§ **SUPPLIED MATERIAL**:
□ □ □

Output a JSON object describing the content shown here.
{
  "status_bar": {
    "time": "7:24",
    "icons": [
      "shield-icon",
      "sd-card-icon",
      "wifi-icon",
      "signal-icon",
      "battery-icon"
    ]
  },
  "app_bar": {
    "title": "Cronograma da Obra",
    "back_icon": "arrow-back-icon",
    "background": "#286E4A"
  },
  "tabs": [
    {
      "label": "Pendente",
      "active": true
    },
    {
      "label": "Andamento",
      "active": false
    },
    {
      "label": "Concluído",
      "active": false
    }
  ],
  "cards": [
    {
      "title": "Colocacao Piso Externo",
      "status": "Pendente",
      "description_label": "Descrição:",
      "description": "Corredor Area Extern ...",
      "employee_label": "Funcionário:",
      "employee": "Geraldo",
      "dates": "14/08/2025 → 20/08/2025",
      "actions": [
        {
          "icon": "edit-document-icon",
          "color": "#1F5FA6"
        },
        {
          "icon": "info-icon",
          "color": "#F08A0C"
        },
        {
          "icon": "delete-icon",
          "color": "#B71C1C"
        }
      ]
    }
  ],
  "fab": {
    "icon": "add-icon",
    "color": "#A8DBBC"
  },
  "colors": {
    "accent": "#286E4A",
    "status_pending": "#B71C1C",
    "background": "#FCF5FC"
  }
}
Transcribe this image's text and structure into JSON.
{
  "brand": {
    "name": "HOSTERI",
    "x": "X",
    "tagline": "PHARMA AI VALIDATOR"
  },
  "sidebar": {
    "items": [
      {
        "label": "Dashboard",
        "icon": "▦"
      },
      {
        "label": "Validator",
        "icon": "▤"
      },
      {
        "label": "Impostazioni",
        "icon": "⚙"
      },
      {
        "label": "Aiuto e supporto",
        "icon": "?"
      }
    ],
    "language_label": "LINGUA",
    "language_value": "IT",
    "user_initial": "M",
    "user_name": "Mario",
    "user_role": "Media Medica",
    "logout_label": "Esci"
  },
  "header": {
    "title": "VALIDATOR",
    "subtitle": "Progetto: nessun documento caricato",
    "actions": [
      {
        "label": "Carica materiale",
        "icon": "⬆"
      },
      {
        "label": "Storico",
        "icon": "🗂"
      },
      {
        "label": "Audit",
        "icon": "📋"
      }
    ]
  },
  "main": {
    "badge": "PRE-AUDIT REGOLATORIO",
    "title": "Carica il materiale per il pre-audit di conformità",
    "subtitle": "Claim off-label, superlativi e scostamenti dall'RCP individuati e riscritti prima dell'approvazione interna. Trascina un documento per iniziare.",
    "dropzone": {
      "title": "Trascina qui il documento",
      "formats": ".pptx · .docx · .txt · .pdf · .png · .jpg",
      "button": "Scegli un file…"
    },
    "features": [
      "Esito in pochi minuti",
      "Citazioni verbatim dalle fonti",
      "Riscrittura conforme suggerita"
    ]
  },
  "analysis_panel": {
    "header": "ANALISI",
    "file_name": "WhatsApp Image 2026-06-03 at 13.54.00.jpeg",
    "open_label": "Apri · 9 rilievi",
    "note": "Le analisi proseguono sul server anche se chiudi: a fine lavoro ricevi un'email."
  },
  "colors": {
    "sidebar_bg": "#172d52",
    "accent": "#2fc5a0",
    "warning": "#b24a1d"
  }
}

□ □ □

§ **EXERCISE PROMPT**:
Reproduce every line from the entries that holds the word "background".

§ **EXERCISE RESPONSE**:
    "background": "#286E4A"
    "background": "#FCF5FC"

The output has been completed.